**Set exercise**.
Return all lines that include the string "пункте".

-*-

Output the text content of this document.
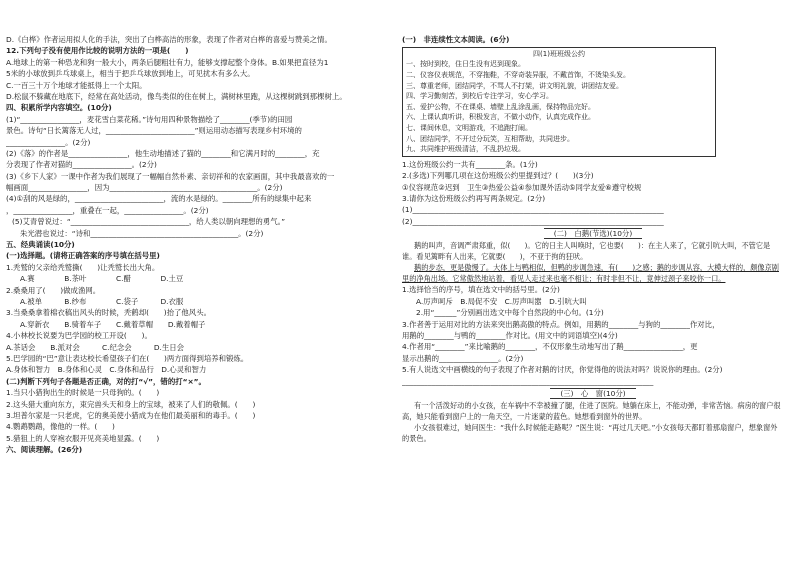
D.《白桦》作者运用拟人化的手法，突出了白桦高洁的形象，表现了作者对白桦的喜爱与赞美之情。
12.下列句子没有使用作比较的说明方法的一项是(　　)
A.地球上的第一种恐龙和狗一般大小，两条后腿粗壮有力，能够支撑起整个身体。B.如果把直径为1
5米的小球放到乒乓球桌上，相当于把乒乓球放到地上，可见扰木有多么大。
C.一百三十万个地球才能抵得上一个太阳。
D.松鼠不躲藏在地底下，经常在高处活动，像鸟类似的住在树上，满树林里跑，从这棵树跳到那棵树上。
四、积累所学内容填空。(10分)
(1)“________________，麦花雪白菜花稀。”诗句用四种景物描绘了________(季节)的田园
景色。诗句“日长篱落无人过，________________________”则运用动态描写表现乡村环境的
________________。(2分)
(2)《落》的作者是________________，他生动地描述了猫的________和它满月时的________，充
分表现了作者对猫的________________。(2分)
(3)《乡下人家》一课中作者为我们展现了一幅幅自然朴素、亲切祥和的农家画面，其中我最喜欢的一
幅画面________________，因为________________________________________。(2分)
(4)①刮的风是绿的，________________________，流的水是绿的。________所有的绿集中起来
，________________，重叠在一起，________________。(2分)
(5)艾青曾说过：“________________________________，给人类以朝向理想的勇气。”
朱光潜也说过：“诗和________________________________________。(2分)
五、经典诵读(10分)
(一)选择题。(请将正确答案的序号填在括号里)
1.秃鹫的父亲给秃鹫撕(　　)让秃鹫长出大角。
A.赛　　　　B.茶叶　　　　C.醋　　　　D.土豆
2.桑桑用了(　　)做成渔网。
A.被单　　　B.纱布　　　　C.袋子　　　D.衣服
3.当桑桑拿着棉衣稿出风头的时候，秃鹤却(　　)抬了他风头。
A.穿新衣　　B.骑着车子　　C.戴着草帽　　D.戴着帽子
4.小林校长说要为巴学园的校工开设(　　)。
A.茶话会　　B.派对会　　　C.纪念会　　　D.生日会
5.巴学园的“巴”意让表达校长希望孩子们在(　　)两方面得到培养和锻炼。
A.身体和智力　B.身体和心灵　C.身体和品行　D.心灵和智力
(二)判断下列句子各题是否正确，对的打“√”，错的打“×”。
1.当只小猎狗出生的时候是一只母狗的。(　　)
2.这头猎大重向东方，束完兽头天和身上的宝球，被来了人们的敬佩。(　　)
3.坦普尔家是一只老虎，它的奥美使小猎成为在他们最美丽和的毒手。(　　)
4.鹦鹉鹦鹉，像他的一样。(　　)
5.猎狙上的人穿袍衣服开见亮美地显露。(　　)
六、阅读理解。(26分)
(一)　非连续性文本阅读。(6分)
四(1)班班级公约
一、按时到校，住日生没有迟到现象。
二、仪容仪表规范，不穿拖鞋，不穿奇装异服，不戴首饰，不烫染头发。
三、尊重老师，团结同学，不骂人不打架，讲文明礼貌，讲团结友爱。
四、学习勤刻苦，到校后专注学习，安心学习。
五、爱护公物，不在课桌、墙壁上乱涂乱画，保持物品完好。
六、上课认真听讲，积极发言，不做小动作，认真完成作业。
七、课间休息，文明游戏，不追跑打闹。
八、团结同学，不开过分玩笑，互相帮助，共同进步。
九、共同维护班级清洁，不乱扔垃圾。
1.这份班级公约一共有________条。(1分)
2.(多选)下列哪几项在这份班级公约里提到过？(　　)(3分)
①仪容规范②迟到　卫生③热爱公益④参加课外活动⑤同学友爱⑥遵守校规
3.请你为这份班级公约再写两条规定。(2分)
(1)____________________________________________________________________
(2)____________________________________________________________________
(二)　白鹅(节选)(10分)
鹅的叫声，音调严肃郑重，似(　　)。它的日主人叫唤时，它也要(　　)：在主人来了，它就引吭大叫，不管它是谁。看见篱畔有人出来，它就要(　　)，不亚于拘的狂吠。
鹅的步态，更是傲慢了。大体上与鸭相似，但鸭的步调急速，有(　　)之感；鹅的步调从容，大模大样的，颇像京剧里的净角出场。它常傲然地站着，看见人走过来也毫不相让；有时非但不让，竟伸过颈子来咬你一口。
1.选择恰当的序号，填在选文中的括号里。(2分)
A.厉声呵斥　B.局促不安　C.厉声叫嚣　D.引吭大叫
2.用“______”分别画出选文中每个自然段的中心句。(1分)
3.作者善于运用对比的方法来突出鹅高傲的特点。例如，用鹅的________与狗的________作对比，
用鹅的________与鸭的________作对比。(用文中的词语填空)(4分)
4.作者用“________”来比喻鹅的________，不仅形象生动地写出了鹅________________，更
显示出鹅的________________。(2分)
5.有人说选文中画横线的句子表现了作者对鹅的讨厌，你觉得他的说法对吗？说说你的理由。(2分)
____________________________________________________________________
(三)　心　窗(10分)
有一个活泼好动的小女孩，在车祸中不幸被撞了腿，住进了医院。她躺在床上，不能动弹，非常苦恼。病房的窗户很高，她只能看到窗户上的一角天空，一片迷蒙的蓝色。她想看到窗外的世界。
小女孩很难过，她问医生：“我什么时候能走路呢？”医生说：“再过几天吧。”小女孩每天都盯着那扇窗户，想象窗外的景色。
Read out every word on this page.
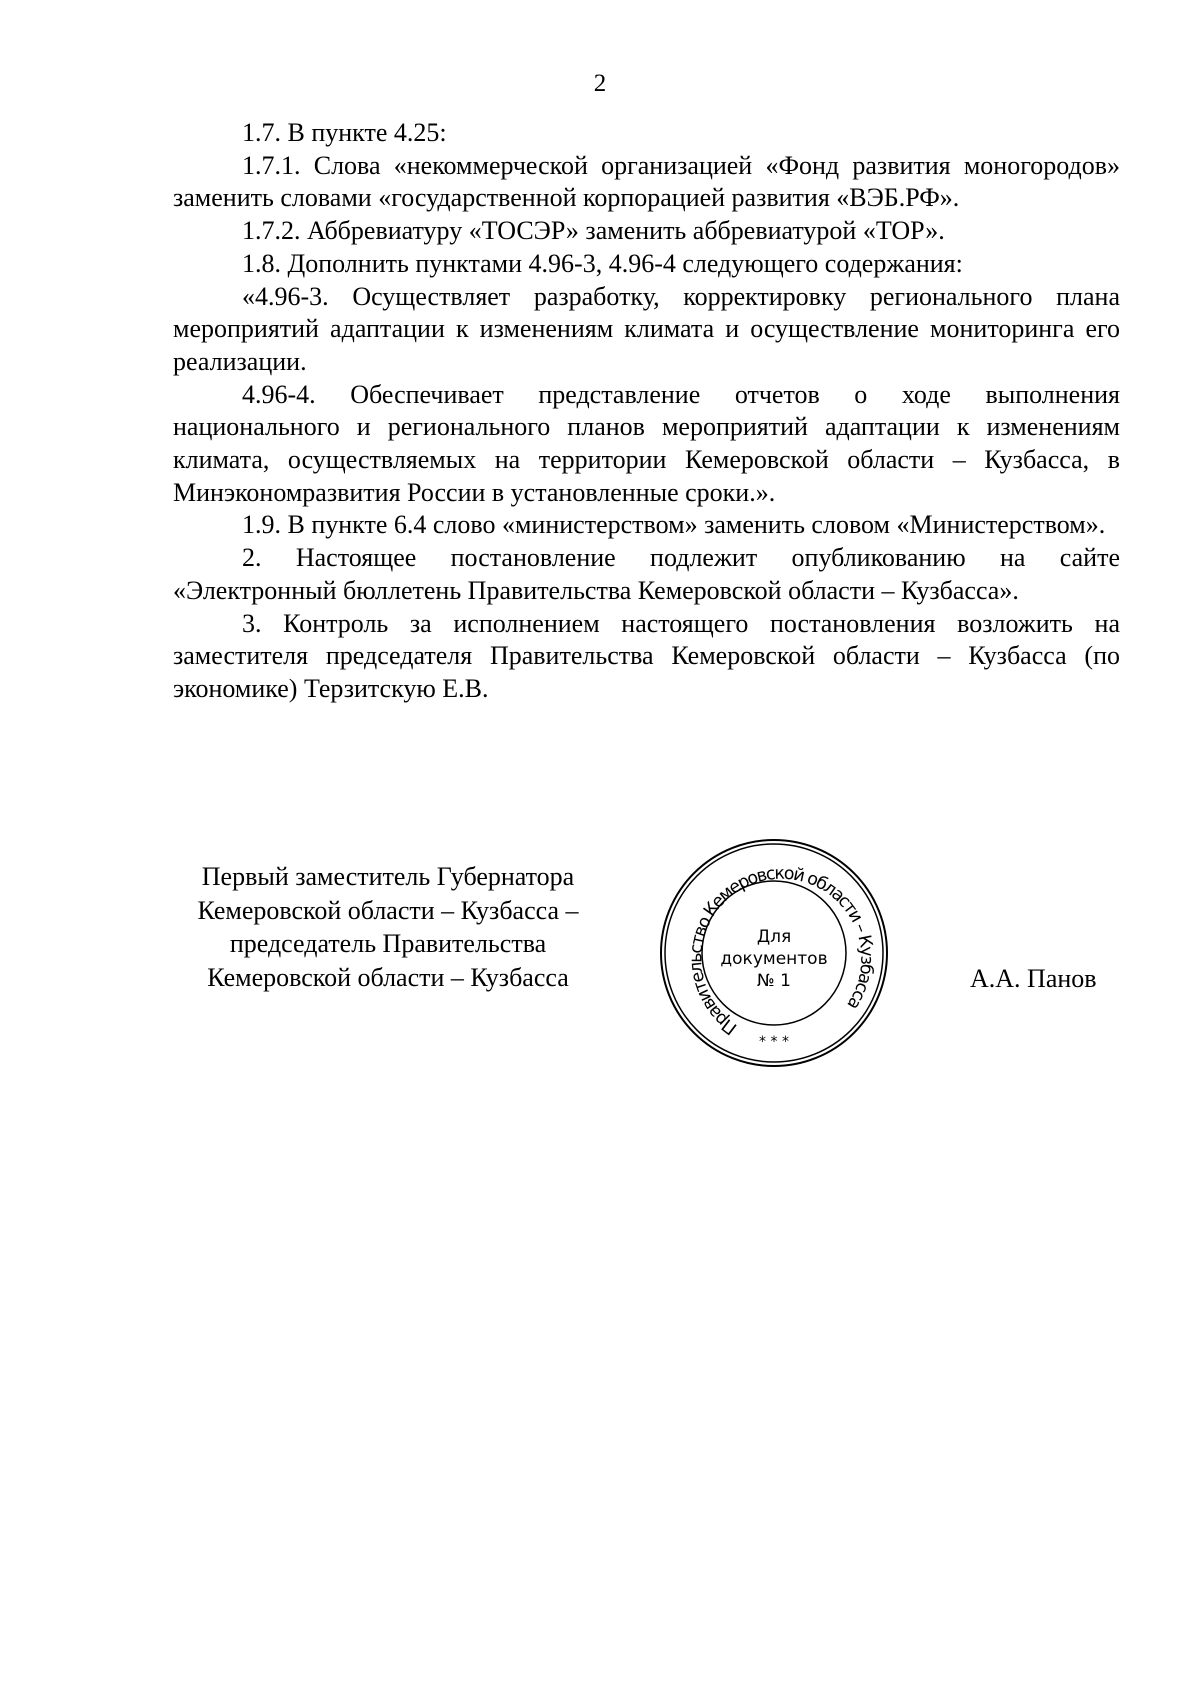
2

1.7. В пункте 4.25:

1.7.1. Слова «некоммерческой организацией «Фонд развития моногородов» заменить словами «государственной корпорацией развития «ВЭБ.РФ».

1.7.2. Аббревиатуру «ТОСЭР» заменить аббревиатурой «ТОР».

1.8. Дополнить пунктами 4.96-3, 4.96-4 следующего содержания:

«4.96-3. Осуществляет разработку, корректировку регионального плана мероприятий адаптации к изменениям климата и осуществление мониторинга его реализации.

4.96-4. Обеспечивает представление отчетов о ходе выполнения национального и регионального планов мероприятий адаптации к изменениям климата, осуществляемых на территории Кемеровской области – Кузбасса, в Минэкономразвития России в установленные сроки.».

1.9. В пункте 6.4 слово «министерством» заменить словом «Министерством».

2. Настоящее постановление подлежит опубликованию на сайте «Электронный бюллетень Правительства Кемеровской области – Кузбасса».

3. Контроль за исполнением настоящего постановления возложить на заместителя председателя Правительства Кемеровской области – Кузбасса (по экономике) Терзитскую Е.В.

Первый заместитель Губернатора
Кемеровской области – Кузбасса –
председатель Правительства
Кемеровской области – Кузбасса
Правительство Кемеровской области – Кузбасса
Для
документов
№ 1
* * *
А.А. Панов
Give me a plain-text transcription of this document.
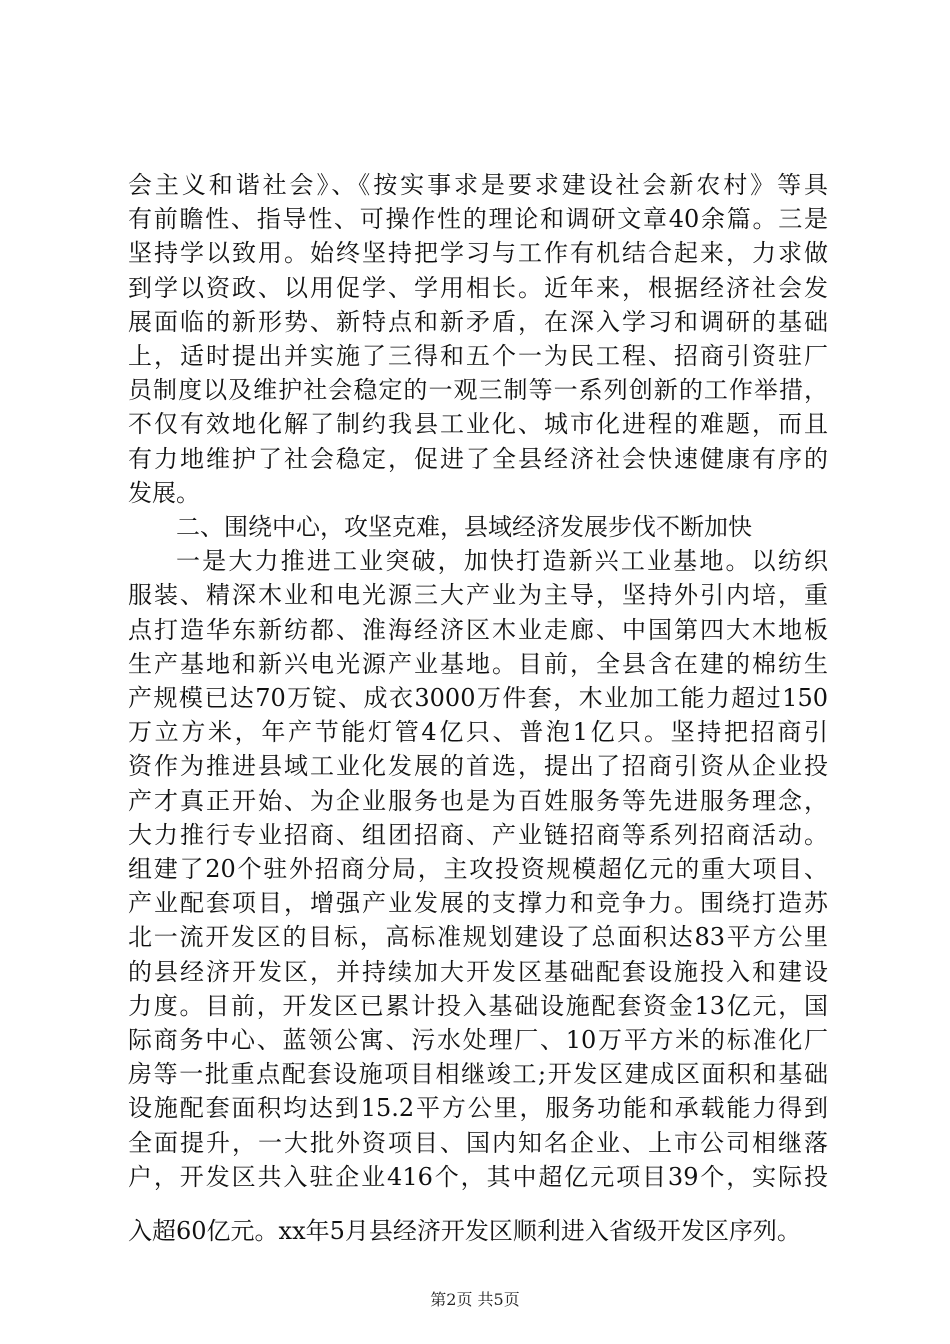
会主义和谐社会》、《按实事求是要求建设社会新农村》等具
有前瞻性、指导性、可操作性的理论和调研文章40余篇。三是
坚持学以致用。始终坚持把学习与工作有机结合起来，力求做
到学以资政、以用促学、学用相长。近年来，根据经济社会发
展面临的新形势、新特点和新矛盾，在深入学习和调研的基础
上，适时提出并实施了三得和五个一为民工程、招商引资驻厂
员制度以及维护社会稳定的一观三制等一系列创新的工作举措，
不仅有效地化解了制约我县工业化、城市化进程的难题，而且
有力地维护了社会稳定，促进了全县经济社会快速健康有序的
发展。
二、围绕中心，攻坚克难，县域经济发展步伐不断加快
一是大力推进工业突破，加快打造新兴工业基地。以纺织
服装、精深木业和电光源三大产业为主导，坚持外引内培，重
点打造华东新纺都、淮海经济区木业走廊、中国第四大木地板
生产基地和新兴电光源产业基地。目前，全县含在建的棉纺生
产规模已达70万锭、成衣3000万件套，木业加工能力超过150
万立方米，年产节能灯管4亿只、普泡1亿只。坚持把招商引
资作为推进县域工业化发展的首选，提出了招商引资从企业投
产才真正开始、为企业服务也是为百姓服务等先进服务理念，
大力推行专业招商、组团招商、产业链招商等系列招商活动。
组建了20个驻外招商分局，主攻投资规模超亿元的重大项目、
产业配套项目，增强产业发展的支撑力和竞争力。围绕打造苏
北一流开发区的目标，高标准规划建设了总面积达83平方公里
的县经济开发区，并持续加大开发区基础配套设施投入和建设
力度。目前，开发区已累计投入基础设施配套资金13亿元，国
际商务中心、蓝领公寓、污水处理厂、10万平方米的标准化厂
房等一批重点配套设施项目相继竣工;开发区建成区面积和基础
设施配套面积均达到15.2平方公里，服务功能和承载能力得到
全面提升，一大批外资项目、国内知名企业、上市公司相继落
户，开发区共入驻企业416个，其中超亿元项目39个，实际投
入超60亿元。xx年5月县经济开发区顺利进入省级开发区序列。
第2页 共5页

-*-

**Right answer**.
1.7. В пункте 4.25:
1.9. В пункте 6.4 слово «министерством» заменить словом «Министерством».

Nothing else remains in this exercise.